**CONSIGNES ÉCRITES:**
a – Relevez toutes les personnes désignées par leur nom dans le texte sur la fuite de Carlos Ghosn.
b – D'après le texte sur la fuite de Carlos Ghosn, comment a-t-il pu passer les inspections à l'aéroport sans être découvert ? Répondez en une à trois phrases.
c – Traduisez en anglais cette phrase du texte fourni : « Tous les trois ont ensuite pris le train à grande vitesse japonais, le Shinkansen, pour effectuer le trajet Tokyo-Osaka. »

Des images de vidéosurveillance ont révélé qu'il avait quitté seul le 29 décembre en début d'après-midi sa résidence tokyoïte, où il était assigné dans l'attente de son procès depuis sa libération sous caution fin avril 2019. S'il lui était interdit de quitter le pays, il avait le droit de s'y déplacer librement dans une limite de 72 heures.

Il aurait ensuite retrouvé deux complices présumés dans un hôtel de la capitale. Selon le Wall Street Journal, il s'agirait de Michael Taylor et de George-Antoine Zayek, deux agents de sécurité privés, arrivés le matin même à l'aéroport international du Kansai (ouest) à bord d'un jet privé en provenance de Dubaï, avec deux gros caissons, selon la chaîne de télévision publique japonaise NHK.

Tous les trois ont ensuite pris le train à grande vitesse japonais, le Shinkansen, pour effectuer le trajet Tokyo-Osaka. De là, ils ont rejoint un hôtel près de l'aéroport du Kansai, où les deux complices présumés avaient laissé leurs caissons, toujours selon la NHK.

Quand ils ont quitté cet hôtel avec ces deux gros bagages vers 22H30 pour rejoindre l'aéroport, Carlos Ghosn n'était plus visible à leurs côtés.

 

Faille japonaise et quatrième passeport

Caché dans un des deux caissons sur roulettes, percé de trous discrets pour lui permettre de respirer, l'ancien magnat automobile aurait ainsi échappé aux inspections à l'aéroport, selon les médias.

Car le contrôle aux rayons X des bagages n'était jusqu'à présent pas obligatoire au Japon pour les jets privés. Le gouvernement japonais a corrigé lundi cette faille, a annoncé mardi la ministre de la Justice Masako Mori.

Carlos Ghosn et ses deux complices ayant changé de jet privé à Istanbul au matin du 30 décembre, une enquête a également été ouverte en Turquie. Les autorités locales y ont arrêté cinq personnes après sept interpellations, dont celles de pilotes.

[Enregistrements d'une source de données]
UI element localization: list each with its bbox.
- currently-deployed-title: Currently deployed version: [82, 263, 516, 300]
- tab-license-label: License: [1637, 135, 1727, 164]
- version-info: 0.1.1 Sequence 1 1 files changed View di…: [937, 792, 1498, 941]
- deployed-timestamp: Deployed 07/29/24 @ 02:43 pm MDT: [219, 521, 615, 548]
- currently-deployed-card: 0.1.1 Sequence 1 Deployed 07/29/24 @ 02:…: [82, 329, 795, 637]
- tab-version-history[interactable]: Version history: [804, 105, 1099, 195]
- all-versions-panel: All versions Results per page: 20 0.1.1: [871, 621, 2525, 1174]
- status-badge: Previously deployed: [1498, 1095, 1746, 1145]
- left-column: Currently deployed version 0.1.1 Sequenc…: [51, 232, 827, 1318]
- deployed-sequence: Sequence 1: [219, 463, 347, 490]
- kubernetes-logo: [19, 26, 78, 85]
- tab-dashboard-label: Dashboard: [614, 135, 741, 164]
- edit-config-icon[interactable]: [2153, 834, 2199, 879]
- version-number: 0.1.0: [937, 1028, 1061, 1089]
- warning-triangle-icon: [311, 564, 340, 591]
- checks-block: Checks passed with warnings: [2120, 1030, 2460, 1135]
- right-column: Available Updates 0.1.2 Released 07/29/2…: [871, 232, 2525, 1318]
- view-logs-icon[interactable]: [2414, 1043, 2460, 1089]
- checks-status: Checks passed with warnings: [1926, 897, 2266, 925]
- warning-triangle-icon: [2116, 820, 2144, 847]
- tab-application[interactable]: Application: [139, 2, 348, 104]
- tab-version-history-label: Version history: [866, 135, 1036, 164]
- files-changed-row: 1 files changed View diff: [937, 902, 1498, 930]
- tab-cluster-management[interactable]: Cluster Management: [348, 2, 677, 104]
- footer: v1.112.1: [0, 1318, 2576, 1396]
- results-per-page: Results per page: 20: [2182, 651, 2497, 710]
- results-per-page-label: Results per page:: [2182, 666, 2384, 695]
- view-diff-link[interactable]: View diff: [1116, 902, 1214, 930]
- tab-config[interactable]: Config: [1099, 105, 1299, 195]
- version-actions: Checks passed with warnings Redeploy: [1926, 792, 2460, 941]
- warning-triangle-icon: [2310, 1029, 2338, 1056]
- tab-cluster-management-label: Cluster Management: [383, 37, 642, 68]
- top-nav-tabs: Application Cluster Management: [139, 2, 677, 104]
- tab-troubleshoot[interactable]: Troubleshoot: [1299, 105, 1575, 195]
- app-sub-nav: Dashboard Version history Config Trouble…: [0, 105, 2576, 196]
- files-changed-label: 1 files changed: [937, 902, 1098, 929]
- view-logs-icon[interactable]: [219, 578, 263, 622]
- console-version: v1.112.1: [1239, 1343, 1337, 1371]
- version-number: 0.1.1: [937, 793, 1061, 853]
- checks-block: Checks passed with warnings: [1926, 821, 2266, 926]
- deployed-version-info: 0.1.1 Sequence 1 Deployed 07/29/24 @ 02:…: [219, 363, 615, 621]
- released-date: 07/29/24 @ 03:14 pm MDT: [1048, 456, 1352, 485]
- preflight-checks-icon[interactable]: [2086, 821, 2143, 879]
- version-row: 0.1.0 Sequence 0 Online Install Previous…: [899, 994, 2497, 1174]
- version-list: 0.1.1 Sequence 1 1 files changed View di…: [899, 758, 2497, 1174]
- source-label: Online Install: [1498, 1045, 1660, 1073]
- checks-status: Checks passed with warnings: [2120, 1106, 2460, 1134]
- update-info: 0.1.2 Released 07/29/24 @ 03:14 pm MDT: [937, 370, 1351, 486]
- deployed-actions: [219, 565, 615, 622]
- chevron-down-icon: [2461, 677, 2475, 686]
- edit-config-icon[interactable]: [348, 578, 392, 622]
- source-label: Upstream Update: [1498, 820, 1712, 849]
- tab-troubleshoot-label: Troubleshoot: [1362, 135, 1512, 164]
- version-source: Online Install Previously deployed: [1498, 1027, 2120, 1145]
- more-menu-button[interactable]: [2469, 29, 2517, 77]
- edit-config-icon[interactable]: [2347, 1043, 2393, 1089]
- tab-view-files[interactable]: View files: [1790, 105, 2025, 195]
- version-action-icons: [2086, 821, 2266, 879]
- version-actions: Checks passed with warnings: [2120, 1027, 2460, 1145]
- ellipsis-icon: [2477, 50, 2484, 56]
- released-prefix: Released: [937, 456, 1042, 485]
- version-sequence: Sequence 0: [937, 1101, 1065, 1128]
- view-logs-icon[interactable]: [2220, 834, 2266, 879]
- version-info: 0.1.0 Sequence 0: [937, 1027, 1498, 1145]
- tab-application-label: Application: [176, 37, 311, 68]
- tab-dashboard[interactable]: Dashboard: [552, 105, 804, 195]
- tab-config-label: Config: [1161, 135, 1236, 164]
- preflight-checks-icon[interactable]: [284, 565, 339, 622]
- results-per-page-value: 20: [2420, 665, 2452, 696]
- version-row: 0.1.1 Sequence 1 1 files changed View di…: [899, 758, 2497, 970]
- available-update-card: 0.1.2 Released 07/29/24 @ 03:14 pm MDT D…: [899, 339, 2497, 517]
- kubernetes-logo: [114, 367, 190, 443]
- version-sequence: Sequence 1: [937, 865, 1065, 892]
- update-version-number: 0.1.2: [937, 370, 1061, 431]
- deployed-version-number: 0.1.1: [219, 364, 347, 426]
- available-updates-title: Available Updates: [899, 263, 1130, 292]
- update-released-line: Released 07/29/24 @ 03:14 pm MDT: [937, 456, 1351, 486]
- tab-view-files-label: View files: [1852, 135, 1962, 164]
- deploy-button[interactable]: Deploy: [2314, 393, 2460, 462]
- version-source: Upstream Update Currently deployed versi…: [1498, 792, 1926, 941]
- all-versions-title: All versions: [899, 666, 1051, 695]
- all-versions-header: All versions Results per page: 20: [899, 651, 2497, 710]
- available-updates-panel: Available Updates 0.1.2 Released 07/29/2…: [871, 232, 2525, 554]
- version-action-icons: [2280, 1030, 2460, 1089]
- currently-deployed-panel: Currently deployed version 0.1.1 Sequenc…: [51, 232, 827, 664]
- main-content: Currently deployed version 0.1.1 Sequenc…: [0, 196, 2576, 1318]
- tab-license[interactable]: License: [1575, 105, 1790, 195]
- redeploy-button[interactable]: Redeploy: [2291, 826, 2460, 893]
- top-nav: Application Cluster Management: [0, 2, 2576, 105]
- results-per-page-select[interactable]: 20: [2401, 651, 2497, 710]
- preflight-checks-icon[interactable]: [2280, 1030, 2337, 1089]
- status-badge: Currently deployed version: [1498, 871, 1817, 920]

**RÉPONSES DE L'EXERCICE:**
a –
- Carlos Ghosn
- Michael Taylor
- George-Antoine Zayek
- Masako Mori

b – Selon les médias, il était caché dans l'un des deux caissons sur roulettes, percé de petits trous pour respirer. Il n'a pas été repéré parce qu'au Japon, le contrôle aux rayons X des bagages n'était jusque-là pas obligatoire pour les jets privés.

c – The three of them then took the Japanese high-speed train, the Shinkansen, to travel from Tokyo to Osaka.